==== SUPPLIED MATERIAL ====

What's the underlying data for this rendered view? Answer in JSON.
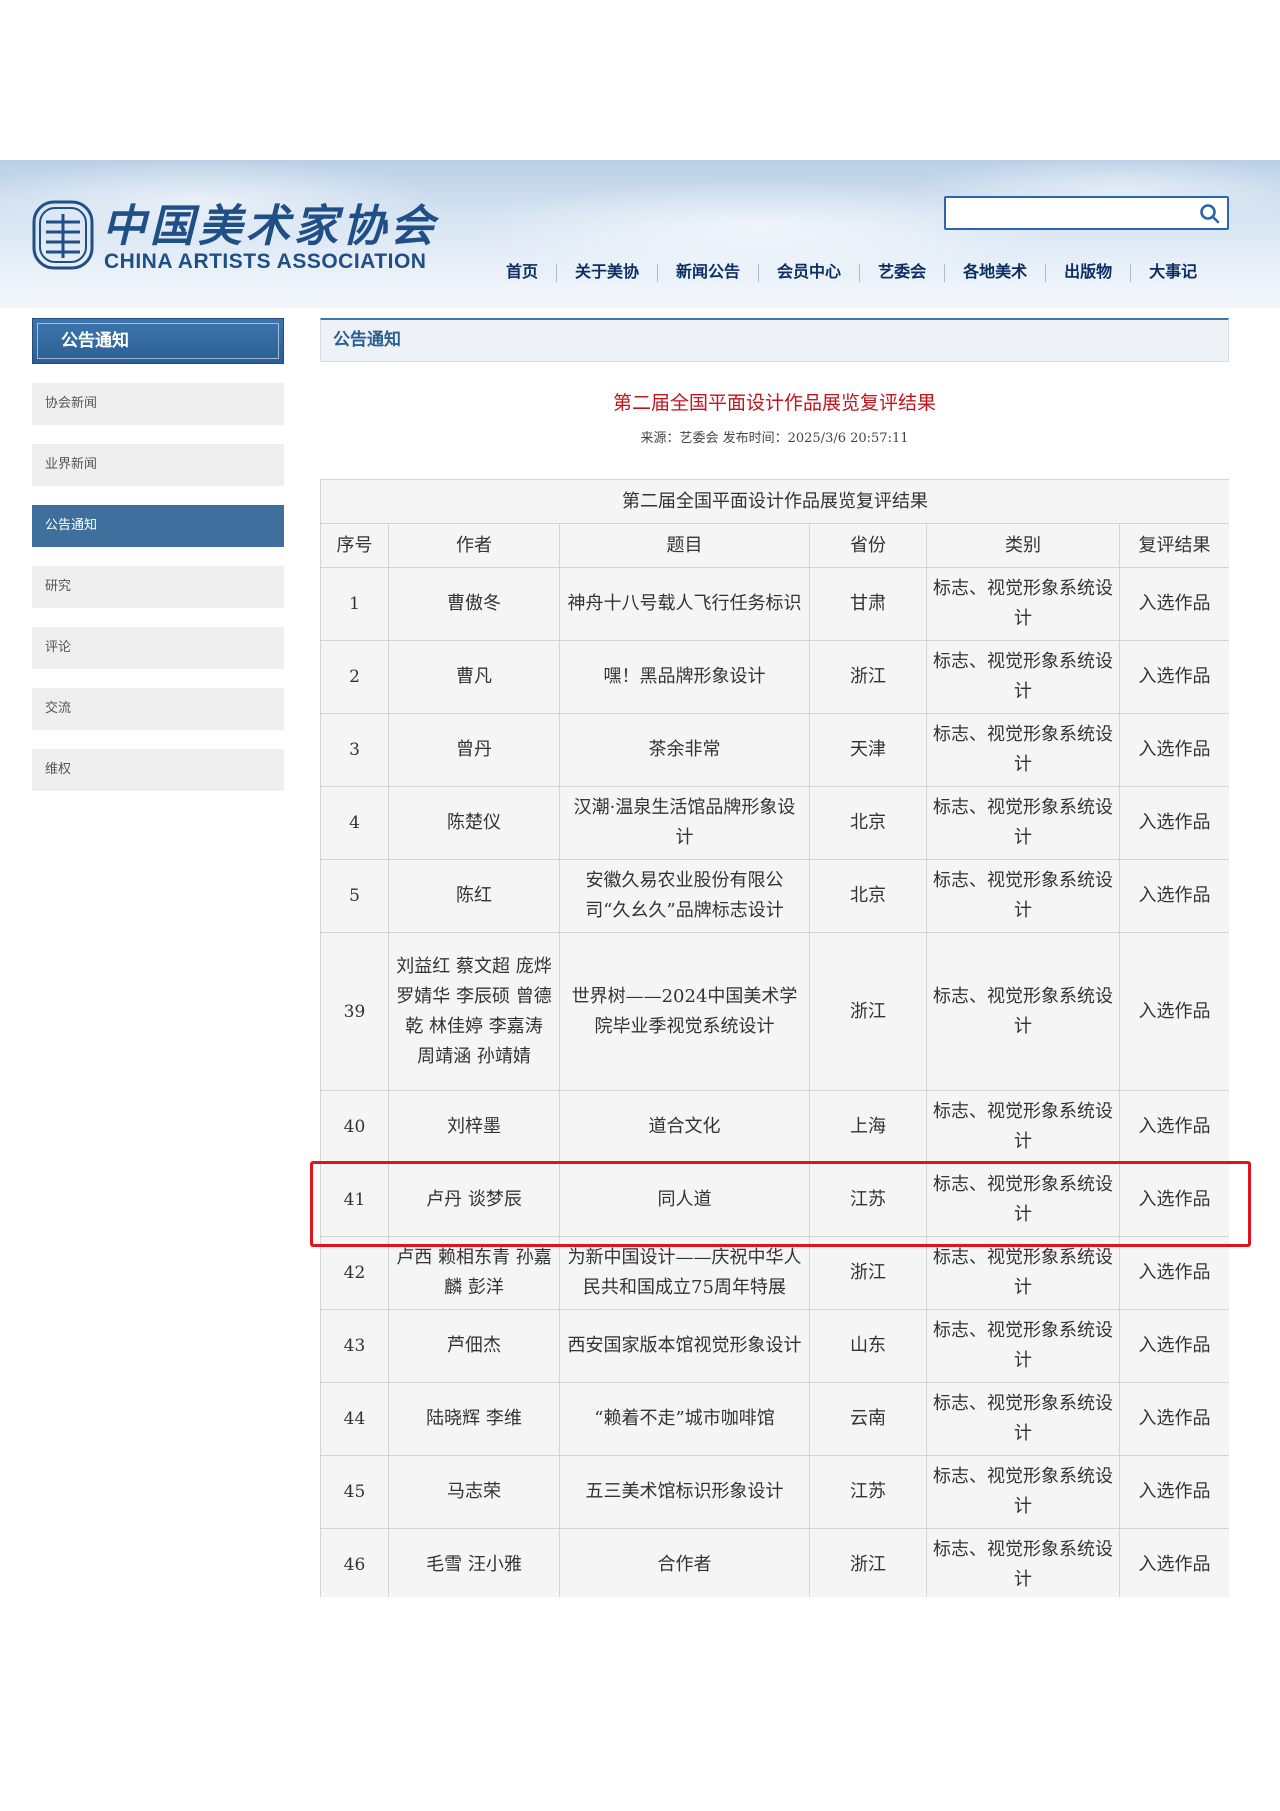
{
  "site": {
    "logo_cn": "中国美术家协会",
    "logo_en": "CHINA ARTISTS ASSOCIATION",
    "search_placeholder": "",
    "nav": [
      "首页",
      "关于美协",
      "新闻公告",
      "会员中心",
      "艺委会",
      "各地美术",
      "出版物",
      "大事记"
    ]
  },
  "sidebar": {
    "heading": "公告通知",
    "items": [
      "协会新闻",
      "业界新闻",
      "公告通知",
      "研究",
      "评论",
      "交流",
      "维权"
    ],
    "active_index": 2
  },
  "main": {
    "breadcrumb": "公告通知",
    "title": "第二届全国平面设计作品展览复评结果",
    "meta": "来源：艺委会 发布时间：2025/3/6 20:57:11"
  },
  "table": {
    "caption": "第二届全国平面设计作品展览复评结果",
    "headers": [
      "序号",
      "作者",
      "题目",
      "省份",
      "类别",
      "复评结果"
    ],
    "rows": [
      {
        "no": "1",
        "author": "曹傲冬",
        "title": "神舟十八号载人飞行任务标识",
        "province": "甘肃",
        "category": "标志、视觉形象系统设计",
        "result": "入选作品"
      },
      {
        "no": "2",
        "author": "曹凡",
        "title": "嘿！黑品牌形象设计",
        "province": "浙江",
        "category": "标志、视觉形象系统设计",
        "result": "入选作品"
      },
      {
        "no": "3",
        "author": "曾丹",
        "title": "茶余非常",
        "province": "天津",
        "category": "标志、视觉形象系统设计",
        "result": "入选作品"
      },
      {
        "no": "4",
        "author": "陈楚仪",
        "title": "汉潮·温泉生活馆品牌形象设计",
        "province": "北京",
        "category": "标志、视觉形象系统设计",
        "result": "入选作品"
      },
      {
        "no": "5",
        "author": "陈红",
        "title": "安徽久易农业股份有限公司“久幺久”品牌标志设计",
        "province": "北京",
        "category": "标志、视觉形象系统设计",
        "result": "入选作品"
      },
      {
        "no": "39",
        "author": "刘益红 蔡文超 庞烨 罗婧华 李辰硕 曾德乾 林佳婷 李嘉涛 周靖涵 孙靖婧",
        "title": "世界树——2024中国美术学院毕业季视觉系统设计",
        "province": "浙江",
        "category": "标志、视觉形象系统设计",
        "result": "入选作品"
      },
      {
        "no": "40",
        "author": "刘梓墨",
        "title": "道合文化",
        "province": "上海",
        "category": "标志、视觉形象系统设计",
        "result": "入选作品"
      },
      {
        "no": "41",
        "author": "卢丹 谈梦辰",
        "title": "同人道",
        "province": "江苏",
        "category": "标志、视觉形象系统设计",
        "result": "入选作品"
      },
      {
        "no": "42",
        "author": "卢西 赖相东青 孙嘉麟 彭洋",
        "title": "为新中国设计——庆祝中华人民共和国成立75周年特展",
        "province": "浙江",
        "category": "标志、视觉形象系统设计",
        "result": "入选作品"
      },
      {
        "no": "43",
        "author": "芦佃杰",
        "title": "西安国家版本馆视觉形象设计",
        "province": "山东",
        "category": "标志、视觉形象系统设计",
        "result": "入选作品"
      },
      {
        "no": "44",
        "author": "陆晓辉 李维",
        "title": "“赖着不走”城市咖啡馆",
        "province": "云南",
        "category": "标志、视觉形象系统设计",
        "result": "入选作品"
      },
      {
        "no": "45",
        "author": "马志荣",
        "title": "五三美术馆标识形象设计",
        "province": "江苏",
        "category": "标志、视觉形象系统设计",
        "result": "入选作品"
      },
      {
        "no": "46",
        "author": "毛雪 汪小雅",
        "title": "合作者",
        "province": "浙江",
        "category": "标志、视觉形象系统设计",
        "result": "入选作品"
      }
    ]
  },
  "colors": {
    "brand_blue": "#1f4f86",
    "title_red": "#c0151b",
    "highlight_red": "#e0141c"
  }
}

====

PROBLEM TO SOLVE
Reproduce each entry precisely, dropping only the pictures.

OUTPUT OF THE EXERCISE
What's the underlying data for this rendered view? Answer in JSON.
{
  "site": {
    "logo_cn": "中国美术家协会",
    "logo_en": "CHINA ARTISTS ASSOCIATION",
    "search_placeholder": "",
    "nav": [
      "首页",
      "关于美协",
      "新闻公告",
      "会员中心",
      "艺委会",
      "各地美术",
      "出版物",
      "大事记"
    ]
  },
  "sidebar": {
    "heading": "公告通知",
    "items": [
      "协会新闻",
      "业界新闻",
      "公告通知",
      "研究",
      "评论",
      "交流",
      "维权"
    ],
    "active_index": 2
  },
  "main": {
    "breadcrumb": "公告通知",
    "title": "第二届全国平面设计作品展览复评结果",
    "meta": "来源：艺委会 发布时间：2025/3/6 20:57:11"
  },
  "table": {
    "caption": "第二届全国平面设计作品展览复评结果",
    "headers": [
      "序号",
      "作者",
      "题目",
      "省份",
      "类别",
      "复评结果"
    ],
    "rows": [
      {
        "no": "1",
        "author": "曹傲冬",
        "title": "神舟十八号载人飞行任务标识",
        "province": "甘肃",
        "category": "标志、视觉形象系统设计",
        "result": "入选作品"
      },
      {
        "no": "2",
        "author": "曹凡",
        "title": "嘿！黑品牌形象设计",
        "province": "浙江",
        "category": "标志、视觉形象系统设计",
        "result": "入选作品"
      },
      {
        "no": "3",
        "author": "曾丹",
        "title": "茶余非常",
        "province": "天津",
        "category": "标志、视觉形象系统设计",
        "result": "入选作品"
      },
      {
        "no": "4",
        "author": "陈楚仪",
        "title": "汉潮·温泉生活馆品牌形象设计",
        "province": "北京",
        "category": "标志、视觉形象系统设计",
        "result": "入选作品"
      },
      {
        "no": "5",
        "author": "陈红",
        "title": "安徽久易农业股份有限公司“久幺久”品牌标志设计",
        "province": "北京",
        "category": "标志、视觉形象系统设计",
        "result": "入选作品"
      },
      {
        "no": "39",
        "author": "刘益红 蔡文超 庞烨 罗婧华 李辰硕 曾德乾 林佳婷 李嘉涛 周靖涵 孙靖婧",
        "title": "世界树——2024中国美术学院毕业季视觉系统设计",
        "province": "浙江",
        "category": "标志、视觉形象系统设计",
        "result": "入选作品"
      },
      {
        "no": "40",
        "author": "刘梓墨",
        "title": "道合文化",
        "province": "上海",
        "category": "标志、视觉形象系统设计",
        "result": "入选作品"
      },
      {
        "no": "41",
        "author": "卢丹 谈梦辰",
        "title": "同人道",
        "province": "江苏",
        "category": "标志、视觉形象系统设计",
        "result": "入选作品"
      },
      {
        "no": "42",
        "author": "卢西 赖相东青 孙嘉麟 彭洋",
        "title": "为新中国设计——庆祝中华人民共和国成立75周年特展",
        "province": "浙江",
        "category": "标志、视觉形象系统设计",
        "result": "入选作品"
      },
      {
        "no": "43",
        "author": "芦佃杰",
        "title": "西安国家版本馆视觉形象设计",
        "province": "山东",
        "category": "标志、视觉形象系统设计",
        "result": "入选作品"
      },
      {
        "no": "44",
        "author": "陆晓辉 李维",
        "title": "“赖着不走”城市咖啡馆",
        "province": "云南",
        "category": "标志、视觉形象系统设计",
        "result": "入选作品"
      },
      {
        "no": "45",
        "author": "马志荣",
        "title": "五三美术馆标识形象设计",
        "province": "江苏",
        "category": "标志、视觉形象系统设计",
        "result": "入选作品"
      },
      {
        "no": "46",
        "author": "毛雪 汪小雅",
        "title": "合作者",
        "province": "浙江",
        "category": "标志、视觉形象系统设计",
        "result": "入选作品"
      }
    ]
  },
  "colors": {
    "brand_blue": "#1f4f86",
    "title_red": "#c0151b",
    "highlight_red": "#e0141c"
  }
}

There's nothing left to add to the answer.